- What to produce
Reproduce all of the material exactly as shown.

[START Raw records]

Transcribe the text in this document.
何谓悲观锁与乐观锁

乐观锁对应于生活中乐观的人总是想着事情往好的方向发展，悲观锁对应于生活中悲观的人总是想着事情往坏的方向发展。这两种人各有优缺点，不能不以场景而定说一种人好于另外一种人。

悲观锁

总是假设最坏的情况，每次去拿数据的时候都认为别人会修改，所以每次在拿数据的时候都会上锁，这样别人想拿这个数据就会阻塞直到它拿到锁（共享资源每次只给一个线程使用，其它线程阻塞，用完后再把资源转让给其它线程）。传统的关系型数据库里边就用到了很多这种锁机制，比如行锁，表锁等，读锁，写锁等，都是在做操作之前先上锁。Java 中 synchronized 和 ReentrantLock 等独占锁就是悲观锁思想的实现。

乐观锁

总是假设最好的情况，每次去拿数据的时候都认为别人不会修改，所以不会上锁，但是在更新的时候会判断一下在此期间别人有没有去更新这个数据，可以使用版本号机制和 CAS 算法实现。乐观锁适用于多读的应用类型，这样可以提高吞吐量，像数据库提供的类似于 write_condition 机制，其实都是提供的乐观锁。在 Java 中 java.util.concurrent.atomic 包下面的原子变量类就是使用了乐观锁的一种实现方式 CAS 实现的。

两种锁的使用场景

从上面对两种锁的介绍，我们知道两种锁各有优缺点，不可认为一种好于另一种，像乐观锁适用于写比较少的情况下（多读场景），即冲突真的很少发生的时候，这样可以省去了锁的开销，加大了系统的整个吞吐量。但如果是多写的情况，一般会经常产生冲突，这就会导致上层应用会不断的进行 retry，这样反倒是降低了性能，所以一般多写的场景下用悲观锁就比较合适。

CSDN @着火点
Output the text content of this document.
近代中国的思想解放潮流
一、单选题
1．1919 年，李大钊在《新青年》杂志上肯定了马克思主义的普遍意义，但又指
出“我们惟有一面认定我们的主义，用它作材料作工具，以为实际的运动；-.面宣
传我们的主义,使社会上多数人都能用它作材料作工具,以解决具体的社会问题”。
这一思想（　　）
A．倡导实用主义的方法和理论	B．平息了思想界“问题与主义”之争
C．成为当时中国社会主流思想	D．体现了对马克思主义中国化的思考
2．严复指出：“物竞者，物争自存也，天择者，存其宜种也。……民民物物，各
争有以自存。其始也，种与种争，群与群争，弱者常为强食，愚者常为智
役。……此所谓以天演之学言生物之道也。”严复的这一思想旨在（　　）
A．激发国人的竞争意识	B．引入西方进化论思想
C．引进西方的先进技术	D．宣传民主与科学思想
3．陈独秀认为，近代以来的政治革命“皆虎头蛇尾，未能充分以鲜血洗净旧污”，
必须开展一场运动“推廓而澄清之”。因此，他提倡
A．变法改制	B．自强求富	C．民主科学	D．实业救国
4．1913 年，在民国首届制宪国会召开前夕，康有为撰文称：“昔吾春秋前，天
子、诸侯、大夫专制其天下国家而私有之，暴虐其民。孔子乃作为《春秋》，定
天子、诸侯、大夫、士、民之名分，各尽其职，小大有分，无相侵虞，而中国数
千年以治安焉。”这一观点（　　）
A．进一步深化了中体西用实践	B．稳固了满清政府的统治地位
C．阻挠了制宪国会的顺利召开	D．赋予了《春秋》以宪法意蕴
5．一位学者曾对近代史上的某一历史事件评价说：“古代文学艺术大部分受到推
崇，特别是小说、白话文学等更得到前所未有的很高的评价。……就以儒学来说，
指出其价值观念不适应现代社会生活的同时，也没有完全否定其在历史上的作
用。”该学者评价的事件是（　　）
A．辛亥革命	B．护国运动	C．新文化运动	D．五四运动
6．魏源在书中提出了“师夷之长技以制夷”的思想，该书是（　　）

[END Raw records]

- The response
Transcribe the text in this document.
何谓悲观锁与乐观锁

乐观锁对应于生活中乐观的人总是想着事情往好的方向发展，悲观锁对应于生活中悲观的人总是想着事情往坏的方向发展。这两种人各有优缺点，不能不以场景而定说一种人好于另外一种人。

悲观锁

总是假设最坏的情况，每次去拿数据的时候都认为别人会修改，所以每次在拿数据的时候都会上锁，这样别人想拿这个数据就会阻塞直到它拿到锁（共享资源每次只给一个线程使用，其它线程阻塞，用完后再把资源转让给其它线程）。传统的关系型数据库里边就用到了很多这种锁机制，比如行锁，表锁等，读锁，写锁等，都是在做操作之前先上锁。Java 中 synchronized 和 ReentrantLock 等独占锁就是悲观锁思想的实现。

乐观锁

总是假设最好的情况，每次去拿数据的时候都认为别人不会修改，所以不会上锁，但是在更新的时候会判断一下在此期间别人有没有去更新这个数据，可以使用版本号机制和 CAS 算法实现。乐观锁适用于多读的应用类型，这样可以提高吞吐量，像数据库提供的类似于 write_condition 机制，其实都是提供的乐观锁。在 Java 中 java.util.concurrent.atomic 包下面的原子变量类就是使用了乐观锁的一种实现方式 CAS 实现的。

两种锁的使用场景

从上面对两种锁的介绍，我们知道两种锁各有优缺点，不可认为一种好于另一种，像乐观锁适用于写比较少的情况下（多读场景），即冲突真的很少发生的时候，这样可以省去了锁的开销，加大了系统的整个吞吐量。但如果是多写的情况，一般会经常产生冲突，这就会导致上层应用会不断的进行 retry，这样反倒是降低了性能，所以一般多写的场景下用悲观锁就比较合适。

CSDN @着火点
Output the text content of this document.
近代中国的思想解放潮流
一、单选题
1．1919 年，李大钊在《新青年》杂志上肯定了马克思主义的普遍意义，但又指
出“我们惟有一面认定我们的主义，用它作材料作工具，以为实际的运动；-.面宣
传我们的主义,使社会上多数人都能用它作材料作工具,以解决具体的社会问题”。
这一思想（　　）
A．倡导实用主义的方法和理论	B．平息了思想界“问题与主义”之争
C．成为当时中国社会主流思想	D．体现了对马克思主义中国化的思考
2．严复指出：“物竞者，物争自存也，天择者，存其宜种也。……民民物物，各
争有以自存。其始也，种与种争，群与群争，弱者常为强食，愚者常为智
役。……此所谓以天演之学言生物之道也。”严复的这一思想旨在（　　）
A．激发国人的竞争意识	B．引入西方进化论思想
C．引进西方的先进技术	D．宣传民主与科学思想
3．陈独秀认为，近代以来的政治革命“皆虎头蛇尾，未能充分以鲜血洗净旧污”，
必须开展一场运动“推廓而澄清之”。因此，他提倡
A．变法改制	B．自强求富	C．民主科学	D．实业救国
4．1913 年，在民国首届制宪国会召开前夕，康有为撰文称：“昔吾春秋前，天
子、诸侯、大夫专制其天下国家而私有之，暴虐其民。孔子乃作为《春秋》，定
天子、诸侯、大夫、士、民之名分，各尽其职，小大有分，无相侵虞，而中国数
千年以治安焉。”这一观点（　　）
A．进一步深化了中体西用实践	B．稳固了满清政府的统治地位
C．阻挠了制宪国会的顺利召开	D．赋予了《春秋》以宪法意蕴
5．一位学者曾对近代史上的某一历史事件评价说：“古代文学艺术大部分受到推
崇，特别是小说、白话文学等更得到前所未有的很高的评价。……就以儒学来说，
指出其价值观念不适应现代社会生活的同时，也没有完全否定其在历史上的作
用。”该学者评价的事件是（　　）
A．辛亥革命	B．护国运动	C．新文化运动	D．五四运动
6．魏源在书中提出了“师夷之长技以制夷”的思想，该书是（　　）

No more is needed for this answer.